**WHAT IS NEEDED**
Output only the count of lines that contain "grid".

■ ■ ■

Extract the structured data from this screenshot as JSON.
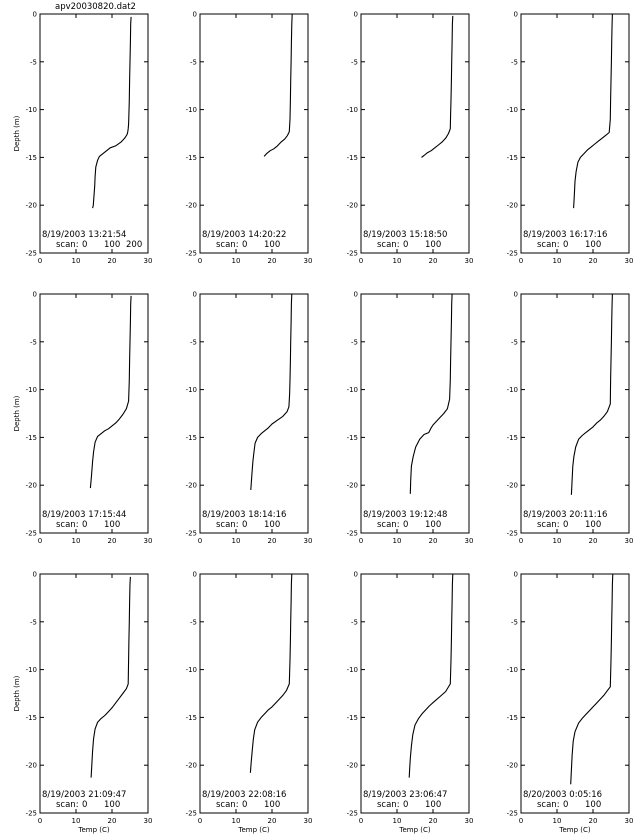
{
  "figure_title": "apv20030820.dat2",
  "chart_data": {
    "type": "line",
    "layout": "3x4 grid of profile panels",
    "xlabel": "Temp (C)",
    "ylabel": "Depth (m)",
    "xlim": [
      0,
      30
    ],
    "ylim": [
      -25,
      0
    ],
    "xticks": [
      "0",
      "10",
      "20",
      "30"
    ],
    "yticks": [
      "0",
      "-5",
      "-10",
      "-15",
      "-20",
      "-25"
    ],
    "grid": false,
    "panels": [
      {
        "timestamp": "8/19/2003 13:21:54",
        "scan_label": "scan:",
        "scan_ticks": [
          "0",
          "100",
          "200"
        ],
        "series": {
          "x": [
            25.3,
            25.2,
            25.1,
            25.0,
            24.9,
            24.8,
            24.7,
            24.6,
            24.5,
            24.4,
            24.2,
            23.5,
            22.5,
            21.0,
            19.5,
            18.5,
            17.5,
            16.5,
            16.0,
            15.5,
            15.3,
            15.2,
            15.0,
            14.8,
            14.6
          ],
          "y": [
            -0.3,
            -1,
            -3,
            -5,
            -7,
            -9,
            -10.5,
            -11.5,
            -12,
            -12.3,
            -12.6,
            -13,
            -13.4,
            -13.8,
            -14,
            -14.3,
            -14.6,
            -14.9,
            -15.3,
            -16,
            -17,
            -18,
            -19,
            -20,
            -20.3
          ]
        }
      },
      {
        "timestamp": "8/19/2003 14:20:22",
        "scan_label": "scan:",
        "scan_ticks": [
          "0",
          "100"
        ],
        "series": {
          "x": [
            25.6,
            25.5,
            25.4,
            25.3,
            25.2,
            25.1,
            25.0,
            24.8,
            24.3,
            23.5,
            22.5,
            21.5,
            20.5,
            19.5,
            18.5,
            17.8
          ],
          "y": [
            0,
            -1,
            -3,
            -5,
            -7,
            -9,
            -11,
            -12.3,
            -12.7,
            -13.1,
            -13.4,
            -13.8,
            -14.1,
            -14.3,
            -14.6,
            -14.9
          ]
        }
      },
      {
        "timestamp": "8/19/2003 15:18:50",
        "scan_label": "scan:",
        "scan_ticks": [
          "0",
          "100"
        ],
        "series": {
          "x": [
            25.5,
            25.4,
            25.3,
            25.2,
            25.1,
            25.0,
            24.9,
            24.8,
            24.3,
            23.5,
            22.5,
            21.5,
            20.5,
            19.5,
            18.5,
            17.5,
            16.8
          ],
          "y": [
            -0.2,
            -1,
            -3,
            -5,
            -7,
            -9,
            -10.5,
            -12,
            -12.5,
            -13,
            -13.4,
            -13.7,
            -14,
            -14.3,
            -14.5,
            -14.8,
            -15
          ]
        }
      },
      {
        "timestamp": "8/19/2003 16:17:16",
        "scan_label": "scan:",
        "scan_ticks": [
          "0",
          "100"
        ],
        "series": {
          "x": [
            25.4,
            25.3,
            25.2,
            25.1,
            25.0,
            24.9,
            24.8,
            24.5,
            23.5,
            22.5,
            21.5,
            20.5,
            19.5,
            18.5,
            17.5,
            16.5,
            15.8,
            15.3,
            15.0,
            14.8,
            14.6
          ],
          "y": [
            0,
            -1,
            -3,
            -5,
            -7,
            -9,
            -11,
            -12.4,
            -12.7,
            -13,
            -13.3,
            -13.6,
            -13.9,
            -14.2,
            -14.6,
            -15,
            -15.5,
            -16.5,
            -17.5,
            -19,
            -20.3
          ]
        }
      },
      {
        "timestamp": "8/19/2003 17:15:44",
        "scan_label": "scan:",
        "scan_ticks": [
          "0",
          "100"
        ],
        "series": {
          "x": [
            25.3,
            25.2,
            25.1,
            25.0,
            24.9,
            24.8,
            24.6,
            24.0,
            23.0,
            22.0,
            21.0,
            20.0,
            19.0,
            18.0,
            17.0,
            16.0,
            15.3,
            14.9,
            14.6,
            14.3,
            14.0
          ],
          "y": [
            -0.2,
            -1,
            -3,
            -5,
            -7,
            -9,
            -11.2,
            -12,
            -12.6,
            -13.1,
            -13.5,
            -13.8,
            -14.1,
            -14.3,
            -14.6,
            -14.9,
            -15.5,
            -16.5,
            -17.5,
            -19,
            -20.3
          ]
        }
      },
      {
        "timestamp": "8/19/2003 18:14:16",
        "scan_label": "scan:",
        "scan_ticks": [
          "0",
          "100"
        ],
        "series": {
          "x": [
            25.5,
            25.4,
            25.3,
            25.2,
            25.1,
            25.0,
            24.9,
            24.7,
            24.2,
            23.0,
            21.5,
            20.0,
            19.0,
            18.0,
            17.0,
            16.0,
            15.3,
            15.0,
            14.7,
            14.4,
            14.1
          ],
          "y": [
            0,
            -1,
            -3,
            -5,
            -7,
            -9,
            -10.5,
            -11.8,
            -12.3,
            -12.8,
            -13.2,
            -13.6,
            -14,
            -14.3,
            -14.6,
            -15,
            -15.6,
            -16.5,
            -17.5,
            -19,
            -20.5
          ]
        }
      },
      {
        "timestamp": "8/19/2003 19:12:48",
        "scan_label": "scan:",
        "scan_ticks": [
          "0",
          "100"
        ],
        "series": {
          "x": [
            25.3,
            25.2,
            25.1,
            25.0,
            24.9,
            24.8,
            24.6,
            24.0,
            23.0,
            22.0,
            21.0,
            20.0,
            19.5,
            18.8,
            17.5,
            16.3,
            15.2,
            14.5,
            14.0,
            13.8,
            13.7
          ],
          "y": [
            0,
            -1,
            -3,
            -5,
            -7,
            -9,
            -11,
            -12,
            -12.5,
            -12.9,
            -13.3,
            -13.7,
            -14,
            -14.5,
            -14.7,
            -15.2,
            -16,
            -17,
            -18,
            -19.5,
            -20.9
          ]
        }
      },
      {
        "timestamp": "8/19/2003 20:11:16",
        "scan_label": "scan:",
        "scan_ticks": [
          "0",
          "100"
        ],
        "series": {
          "x": [
            25.4,
            25.3,
            25.2,
            25.1,
            25.0,
            24.9,
            24.8,
            24.0,
            23.0,
            22.0,
            21.0,
            20.0,
            19.0,
            18.0,
            17.0,
            16.0,
            15.2,
            14.7,
            14.4,
            14.2,
            14.0
          ],
          "y": [
            0,
            -1,
            -3,
            -5,
            -7,
            -9,
            -11.5,
            -12.3,
            -12.8,
            -13.2,
            -13.5,
            -13.9,
            -14.2,
            -14.5,
            -14.8,
            -15.2,
            -16,
            -17,
            -18,
            -19.5,
            -21
          ]
        }
      },
      {
        "timestamp": "8/19/2003 21:09:47",
        "scan_label": "scan:",
        "scan_ticks": [
          "0",
          "100"
        ],
        "series": {
          "x": [
            25.1,
            25.0,
            24.9,
            24.8,
            24.7,
            24.6,
            24.5,
            24.0,
            23.0,
            22.0,
            21.0,
            20.0,
            19.0,
            18.0,
            17.0,
            16.0,
            15.3,
            14.9,
            14.6,
            14.4,
            14.2
          ],
          "y": [
            -0.3,
            -1,
            -3,
            -5,
            -7,
            -9,
            -11.5,
            -12,
            -12.5,
            -13,
            -13.5,
            -14,
            -14.4,
            -14.8,
            -15.1,
            -15.5,
            -16.2,
            -17.2,
            -18.5,
            -20,
            -21.3
          ]
        }
      },
      {
        "timestamp": "8/19/2003 22:08:16",
        "scan_label": "scan:",
        "scan_ticks": [
          "0",
          "100"
        ],
        "series": {
          "x": [
            25.5,
            25.4,
            25.3,
            25.2,
            25.1,
            25.0,
            24.8,
            24.0,
            23.0,
            22.0,
            21.0,
            20.0,
            19.0,
            18.0,
            17.0,
            16.0,
            15.2,
            14.8,
            14.5,
            14.2,
            14.0
          ],
          "y": [
            0,
            -1,
            -3,
            -5,
            -7,
            -9,
            -11.5,
            -12.2,
            -12.7,
            -13.1,
            -13.5,
            -13.9,
            -14.2,
            -14.6,
            -15,
            -15.5,
            -16.3,
            -17.3,
            -18.5,
            -19.8,
            -20.8
          ]
        }
      },
      {
        "timestamp": "8/19/2003 23:06:47",
        "scan_label": "scan:",
        "scan_ticks": [
          "0",
          "100"
        ],
        "series": {
          "x": [
            25.5,
            25.4,
            25.3,
            25.2,
            25.1,
            25.0,
            24.8,
            23.5,
            22.0,
            20.5,
            19.0,
            18.0,
            17.0,
            16.0,
            15.0,
            14.4,
            14.0,
            13.7,
            13.5,
            13.4
          ],
          "y": [
            0,
            -1,
            -3,
            -5,
            -7,
            -9,
            -11.5,
            -12.3,
            -12.8,
            -13.3,
            -13.8,
            -14.2,
            -14.6,
            -15.1,
            -15.8,
            -16.8,
            -18,
            -19.3,
            -20.5,
            -21.3
          ]
        }
      },
      {
        "timestamp": "8/20/2003 0:05:16",
        "scan_label": "scan:",
        "scan_ticks": [
          "0",
          "100"
        ],
        "series": {
          "x": [
            25.5,
            25.4,
            25.3,
            25.2,
            25.1,
            25.0,
            24.8,
            24.0,
            23.0,
            22.0,
            21.0,
            20.0,
            19.0,
            18.0,
            17.0,
            16.0,
            15.0,
            14.5,
            14.2,
            14.0,
            13.8
          ],
          "y": [
            0,
            -1,
            -3,
            -5,
            -7,
            -9,
            -11.8,
            -12.2,
            -12.7,
            -13.1,
            -13.5,
            -13.9,
            -14.3,
            -14.7,
            -15.1,
            -15.6,
            -16.5,
            -17.5,
            -19,
            -20.5,
            -22
          ]
        }
      }
    ]
  }
}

■ ■ ■

**EXERCISE SOLUTION**
2